Reproduce all the lines exactly as they stand, apart from the pictures.

**DATA FOR THIS EXERCISE:**
%%
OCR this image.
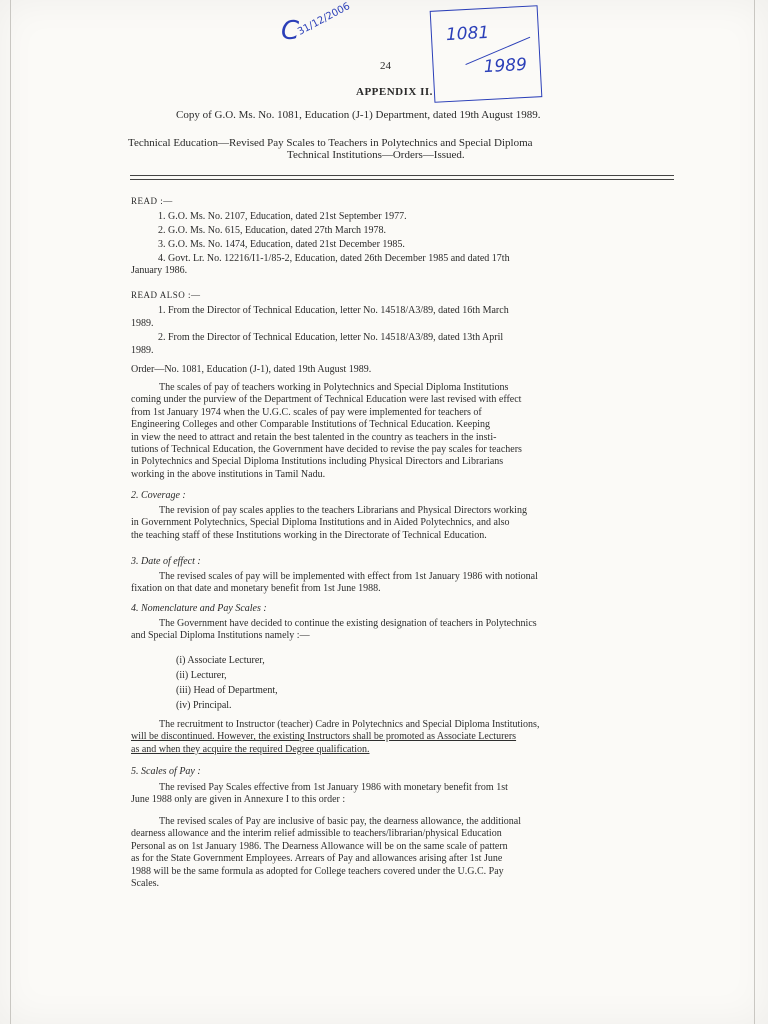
C
31/12/2006	1081
1989

24

APPENDIX II.

Copy of G.O. Ms. No. 1081, Education (J-1) Department, dated 19th August 1989.

Technical Education—Revised Pay Scales to Teachers in Polytechnics and Special Diploma

Technical Institutions—Orders—Issued.

READ :—

1. G.O. Ms. No. 2107, Education, dated 21st September 1977.

2. G.O. Ms. No. 615, Education, dated 27th March 1978.

3. G.O. Ms. No. 1474, Education, dated 21st December 1985.

4. Govt. Lr. No. 12216/I1-1/85-2, Education, dated 26th December 1985 and dated 17th

January 1986.

READ ALSO :—

1. From the Director of Technical Education, letter No. 14518/A3/89, dated 16th March

1989.

2. From the Director of Technical Education, letter No. 14518/A3/89, dated 13th April

1989.

Order—No. 1081, Education (J-1), dated 19th August 1989.

The scales of pay of teachers working in Polytechnics and Special Diploma Institutions
coming under the purview of the Department of Technical Education were last revised with effect
from 1st January 1974 when the U.G.C. scales of pay were implemented for teachers of
Engineering Colleges and other Comparable Institutions of Technical Education. Keeping
in view the need to attract and retain the best talented in the country as teachers in the insti-
tutions of Technical Education, the Government have decided to revise the pay scales for teachers
in Polytechnics and Special Diploma Institutions including Physical Directors and Librarians
working in the above institutions in Tamil Nadu.

2. Coverage :

The revision of pay scales applies to the teachers Librarians and Physical Directors working
in Government Polytechnics, Special Diploma Institutions and in Aided Polytechnics, and also
the teaching staff of these Institutions working in the Directorate of Technical Education.

3. Date of effect :

The revised scales of pay will be implemented with effect from 1st January 1986 with notional
fixation on that date and monetary benefit from 1st June 1988.

4. Nomenclature and Pay Scales :

The Government have decided to continue the existing designation of teachers in Polytechnics
and Special Diploma Institutions namely :—

(i) Associate Lecturer,

(ii) Lecturer,

(iii) Head of Department,

(iv) Principal.

The recruitment to Instructor (teacher) Cadre in Polytechnics and Special Diploma Institutions,
will be discontinued. However, the existing Instructors shall be promoted as Associate Lecturers
as and when they acquire the required Degree qualification.

5. Scales of Pay :

The revised Pay Scales effective from 1st January 1986 with monetary benefit from 1st
June 1988 only are given in Annexure I to this order :
The revised scales of Pay are inclusive of basic pay, the dearness allowance, the additional
dearness allowance and the interim relief admissible to teachers/librarian/physical Education
Personal as on 1st January 1986. The Dearness Allowance will be on the same scale of pattern
as for the State Government Employees. Arrears of Pay and allowances arising after 1st June
1988 will be the same formula as adopted for College teachers covered under the U.G.C. Pay
Scales.
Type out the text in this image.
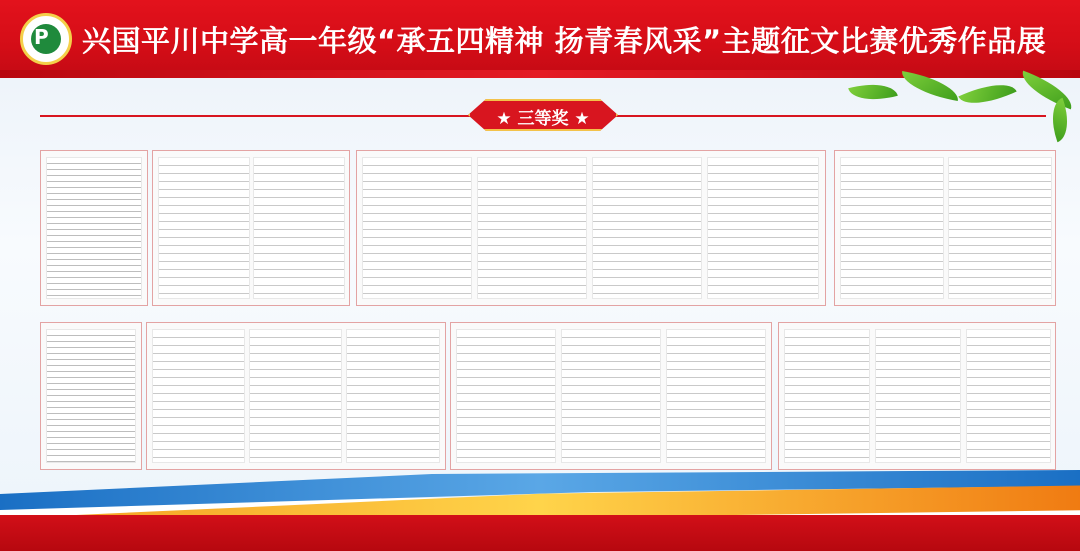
P 兴国平川中学高一年级“承五四精神 扬青春风采”主题征文比赛优秀作品展
★ 三等奖 ★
%%
**SOLUTION TO THIS TASK:**
OCR this image.
C
31/12/2006	1081
1989

24

APPENDIX II.

Copy of G.O. Ms. No. 1081, Education (J-1) Department, dated 19th August 1989.

Technical Education—Revised Pay Scales to Teachers in Polytechnics and Special Diploma

Technical Institutions—Orders—Issued.

READ :—

1. G.O. Ms. No. 2107, Education, dated 21st September 1977.

2. G.O. Ms. No. 615, Education, dated 27th March 1978.

3. G.O. Ms. No. 1474, Education, dated 21st December 1985.

4. Govt. Lr. No. 12216/I1-1/85-2, Education, dated 26th December 1985 and dated 17th

January 1986.

READ ALSO :—

1. From the Director of Technical Education, letter No. 14518/A3/89, dated 16th March

1989.

2. From the Director of Technical Education, letter No. 14518/A3/89, dated 13th April

1989.

Order—No. 1081, Education (J-1), dated 19th August 1989.

The scales of pay of teachers working in Polytechnics and Special Diploma Institutions
coming under the purview of the Department of Technical Education were last revised with effect
from 1st January 1974 when the U.G.C. scales of pay were implemented for teachers of
Engineering Colleges and other Comparable Institutions of Technical Education. Keeping
in view the need to attract and retain the best talented in the country as teachers in the insti-
tutions of Technical Education, the Government have decided to revise the pay scales for teachers
in Polytechnics and Special Diploma Institutions including Physical Directors and Librarians
working in the above institutions in Tamil Nadu.

2. Coverage :

The revision of pay scales applies to the teachers Librarians and Physical Directors working
in Government Polytechnics, Special Diploma Institutions and in Aided Polytechnics, and also
the teaching staff of these Institutions working in the Directorate of Technical Education.

3. Date of effect :

The revised scales of pay will be implemented with effect from 1st January 1986 with notional
fixation on that date and monetary benefit from 1st June 1988.

4. Nomenclature and Pay Scales :

The Government have decided to continue the existing designation of teachers in Polytechnics
and Special Diploma Institutions namely :—

(i) Associate Lecturer,

(ii) Lecturer,

(iii) Head of Department,

(iv) Principal.

The recruitment to Instructor (teacher) Cadre in Polytechnics and Special Diploma Institutions,
will be discontinued. However, the existing Instructors shall be promoted as Associate Lecturers
as and when they acquire the required Degree qualification.

5. Scales of Pay :

The revised Pay Scales effective from 1st January 1986 with monetary benefit from 1st
June 1988 only are given in Annexure I to this order :
The revised scales of Pay are inclusive of basic pay, the dearness allowance, the additional
dearness allowance and the interim relief admissible to teachers/librarian/physical Education
Personal as on 1st January 1986. The Dearness Allowance will be on the same scale of pattern
as for the State Government Employees. Arrears of Pay and allowances arising after 1st June
1988 will be the same formula as adopted for College teachers covered under the U.G.C. Pay
Scales.
Type out the text in this image.
P 兴国平川中学高一年级“承五四精神 扬青春风采”主题征文比赛优秀作品展
★ 三等奖 ★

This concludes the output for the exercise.